◆ Consegna
Rispondi alle domande seguenti in base al brano di lettura.
(a) Che cosa sono, nel brano, le valigette liberate nei corsi d'acqua?
(b) Come si chiamano gli agenti Grande-Bocca?
(c) Con che cosa vengono uccisi i nemici chiusi nella capsula?

◆ Brano di lettura
------------------------------------------------------------------------
Le acque dei numerosissimi fiumi e canali (i vasi sanguigni) vengono sorvegliate giorno e notte da un poderoso sistema di sicurezza. Ma non è facile mantenere l’ordine in una nazione che ha molti miliardi di abitanti, e altrettanti nemici e clandestini.

Le comunicazioni avvengono attraverso una rete di sottili cavi elettrici, oppure tramite valigette (gli ormoni e molti altri tipi di molecole), che vengono liberate nei corsi d’acqua. Ogni valigetta possiede una serie di codici riservati solo al destinatario, che così è in grado di riconoscerla e prelevarla appena la “incrocia”.

Le valigette possono contenere segnali d’allarme lanciati dalle pattuglie che stanno perlustrando i vari distretti dell’organismo e hanno bisogno di rinforzi. Fra i primi ad accorrere sono, di norma, gli agenti del reparto Mangia-Nemici (i monociti). Grazie alle istruzioni contenute nelle valigette, identificano all’istante il luogo da cui è partito l’allarme ed entrano aprendo una breccia nelle pareti.

Quando si trovano davanti ai nemici, i monociti si trasformano, accentuando la loro aggressività e la loro potenza. Diventano, così, agenti Grande-Bocca (i macrofagi). Come in un film di fantascienza, dal loro corpo spuntano prolungamenti che permettono di avvolgere gli avversari e catturarli rapidamente, dopo avere controllato i passaporti.

I nemici vengono inghiottiti, letteralmente, e chiusi in una capsula, all’interno del corpo degli agenti: una sorta di “camera della morte”. A questo punto scatta la loro uccisione, tramite liquidi corrosivi e digestivi, che li sciolgono.
------------------------------------------------------------------------
◆ Voci fornite
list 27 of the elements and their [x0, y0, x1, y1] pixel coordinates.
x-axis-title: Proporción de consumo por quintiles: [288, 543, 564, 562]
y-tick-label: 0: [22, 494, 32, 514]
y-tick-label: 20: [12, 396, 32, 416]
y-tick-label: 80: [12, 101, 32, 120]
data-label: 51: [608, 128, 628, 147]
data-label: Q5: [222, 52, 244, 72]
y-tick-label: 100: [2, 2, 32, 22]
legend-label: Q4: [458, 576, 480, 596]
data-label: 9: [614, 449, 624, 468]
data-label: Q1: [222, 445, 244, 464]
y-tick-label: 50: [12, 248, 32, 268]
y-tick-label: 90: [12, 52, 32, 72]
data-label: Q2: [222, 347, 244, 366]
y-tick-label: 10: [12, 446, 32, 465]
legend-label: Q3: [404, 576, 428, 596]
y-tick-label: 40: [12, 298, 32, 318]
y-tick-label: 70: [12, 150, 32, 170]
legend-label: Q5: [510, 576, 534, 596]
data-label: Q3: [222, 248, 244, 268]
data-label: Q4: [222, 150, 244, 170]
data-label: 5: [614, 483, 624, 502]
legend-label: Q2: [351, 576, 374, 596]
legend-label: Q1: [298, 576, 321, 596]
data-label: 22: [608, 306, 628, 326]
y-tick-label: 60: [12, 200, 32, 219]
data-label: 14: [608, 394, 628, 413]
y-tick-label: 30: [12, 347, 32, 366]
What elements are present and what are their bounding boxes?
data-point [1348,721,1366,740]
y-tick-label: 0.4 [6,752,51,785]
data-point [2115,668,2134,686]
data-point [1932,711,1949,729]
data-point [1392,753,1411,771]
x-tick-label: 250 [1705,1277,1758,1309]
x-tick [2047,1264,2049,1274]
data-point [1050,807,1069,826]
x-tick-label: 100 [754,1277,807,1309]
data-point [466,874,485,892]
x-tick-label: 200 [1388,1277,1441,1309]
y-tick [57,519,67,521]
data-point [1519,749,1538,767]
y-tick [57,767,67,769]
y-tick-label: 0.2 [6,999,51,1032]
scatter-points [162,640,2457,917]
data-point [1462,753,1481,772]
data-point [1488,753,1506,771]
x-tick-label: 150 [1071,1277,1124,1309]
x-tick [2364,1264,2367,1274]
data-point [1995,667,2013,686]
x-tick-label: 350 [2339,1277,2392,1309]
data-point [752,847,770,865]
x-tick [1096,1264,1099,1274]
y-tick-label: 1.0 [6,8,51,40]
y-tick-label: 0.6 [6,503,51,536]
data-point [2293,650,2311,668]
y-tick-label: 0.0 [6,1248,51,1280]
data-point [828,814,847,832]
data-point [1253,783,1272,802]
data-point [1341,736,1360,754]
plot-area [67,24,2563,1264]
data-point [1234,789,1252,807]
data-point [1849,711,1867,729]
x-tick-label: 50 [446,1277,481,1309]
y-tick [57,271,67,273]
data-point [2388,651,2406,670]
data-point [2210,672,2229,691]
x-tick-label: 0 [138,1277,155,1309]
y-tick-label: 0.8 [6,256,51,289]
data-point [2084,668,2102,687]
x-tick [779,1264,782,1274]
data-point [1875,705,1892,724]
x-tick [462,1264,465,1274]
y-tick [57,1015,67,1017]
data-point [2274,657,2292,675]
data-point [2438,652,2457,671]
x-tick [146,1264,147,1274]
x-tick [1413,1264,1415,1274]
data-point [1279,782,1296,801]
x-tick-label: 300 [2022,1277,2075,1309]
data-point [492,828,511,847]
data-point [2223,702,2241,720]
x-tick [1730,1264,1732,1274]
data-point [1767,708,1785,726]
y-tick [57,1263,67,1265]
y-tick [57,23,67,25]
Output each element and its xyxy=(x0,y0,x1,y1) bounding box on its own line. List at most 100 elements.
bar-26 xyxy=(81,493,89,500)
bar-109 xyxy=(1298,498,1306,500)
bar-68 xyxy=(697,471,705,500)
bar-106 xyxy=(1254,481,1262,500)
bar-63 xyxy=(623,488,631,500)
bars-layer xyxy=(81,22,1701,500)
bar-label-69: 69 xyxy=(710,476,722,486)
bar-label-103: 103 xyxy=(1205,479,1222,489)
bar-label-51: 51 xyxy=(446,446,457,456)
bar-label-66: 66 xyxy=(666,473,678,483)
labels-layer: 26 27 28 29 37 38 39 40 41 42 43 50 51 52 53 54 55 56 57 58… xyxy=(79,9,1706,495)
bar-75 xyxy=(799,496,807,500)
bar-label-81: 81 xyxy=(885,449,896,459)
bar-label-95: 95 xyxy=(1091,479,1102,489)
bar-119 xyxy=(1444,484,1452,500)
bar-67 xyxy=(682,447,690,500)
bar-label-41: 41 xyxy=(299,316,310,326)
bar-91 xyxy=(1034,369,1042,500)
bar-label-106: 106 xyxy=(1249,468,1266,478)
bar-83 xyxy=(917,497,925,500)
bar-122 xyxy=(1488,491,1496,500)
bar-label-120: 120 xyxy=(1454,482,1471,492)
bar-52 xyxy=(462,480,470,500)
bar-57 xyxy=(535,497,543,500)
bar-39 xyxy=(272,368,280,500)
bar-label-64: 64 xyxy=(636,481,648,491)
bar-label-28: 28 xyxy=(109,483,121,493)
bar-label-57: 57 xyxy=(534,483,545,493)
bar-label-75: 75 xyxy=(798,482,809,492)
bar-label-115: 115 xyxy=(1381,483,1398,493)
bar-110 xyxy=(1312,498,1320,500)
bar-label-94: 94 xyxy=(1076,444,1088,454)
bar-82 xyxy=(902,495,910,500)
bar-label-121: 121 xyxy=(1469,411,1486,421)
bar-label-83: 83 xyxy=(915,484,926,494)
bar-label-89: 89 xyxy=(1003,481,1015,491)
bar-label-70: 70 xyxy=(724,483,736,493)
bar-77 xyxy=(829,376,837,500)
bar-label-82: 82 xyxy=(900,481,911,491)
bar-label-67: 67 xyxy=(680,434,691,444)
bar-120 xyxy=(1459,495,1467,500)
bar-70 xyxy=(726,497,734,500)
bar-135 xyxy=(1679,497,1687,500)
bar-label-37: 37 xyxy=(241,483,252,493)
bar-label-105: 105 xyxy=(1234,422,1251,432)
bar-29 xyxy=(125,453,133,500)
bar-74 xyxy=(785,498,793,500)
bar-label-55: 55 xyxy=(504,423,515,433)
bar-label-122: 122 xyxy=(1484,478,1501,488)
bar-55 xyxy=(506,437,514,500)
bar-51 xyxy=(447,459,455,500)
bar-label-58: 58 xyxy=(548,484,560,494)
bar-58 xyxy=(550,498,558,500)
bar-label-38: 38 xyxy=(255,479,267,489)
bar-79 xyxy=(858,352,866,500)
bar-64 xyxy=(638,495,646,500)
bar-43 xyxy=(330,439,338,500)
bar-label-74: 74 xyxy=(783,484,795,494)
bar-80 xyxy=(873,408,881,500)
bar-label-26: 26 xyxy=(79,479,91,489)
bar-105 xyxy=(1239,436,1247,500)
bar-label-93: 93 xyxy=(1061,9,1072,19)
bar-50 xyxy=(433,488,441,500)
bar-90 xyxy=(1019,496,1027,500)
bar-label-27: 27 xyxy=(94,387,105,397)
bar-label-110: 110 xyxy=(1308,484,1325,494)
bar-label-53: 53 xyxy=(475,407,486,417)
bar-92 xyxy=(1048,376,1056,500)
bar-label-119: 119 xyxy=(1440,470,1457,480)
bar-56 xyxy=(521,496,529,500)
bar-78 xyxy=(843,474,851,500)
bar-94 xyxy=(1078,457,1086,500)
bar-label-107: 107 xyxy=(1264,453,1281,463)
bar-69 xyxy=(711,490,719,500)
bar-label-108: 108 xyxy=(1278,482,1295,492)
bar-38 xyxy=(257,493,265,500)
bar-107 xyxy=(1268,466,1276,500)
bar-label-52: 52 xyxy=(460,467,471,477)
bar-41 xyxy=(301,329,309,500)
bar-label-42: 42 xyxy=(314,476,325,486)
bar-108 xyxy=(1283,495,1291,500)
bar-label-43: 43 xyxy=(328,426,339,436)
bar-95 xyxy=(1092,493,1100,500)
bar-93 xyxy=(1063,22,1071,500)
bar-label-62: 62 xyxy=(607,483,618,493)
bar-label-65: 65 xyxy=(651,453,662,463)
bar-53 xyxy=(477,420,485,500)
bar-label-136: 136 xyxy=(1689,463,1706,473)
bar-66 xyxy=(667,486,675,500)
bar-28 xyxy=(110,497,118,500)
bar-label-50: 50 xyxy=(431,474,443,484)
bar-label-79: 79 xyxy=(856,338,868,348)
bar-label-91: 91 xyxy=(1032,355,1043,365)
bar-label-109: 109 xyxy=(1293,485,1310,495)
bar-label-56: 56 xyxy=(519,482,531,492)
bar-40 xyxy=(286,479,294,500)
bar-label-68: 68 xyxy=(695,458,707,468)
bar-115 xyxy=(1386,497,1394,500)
------------------------------------------------------------------------
◆ Soluzione
(a) Sono gli ormoni e molti altri tipi di molecole.
(b) Si chiamano macrofagi.
(c) Vengono uccisi con liquidi corrosivi e digestivi, che li sciolgono.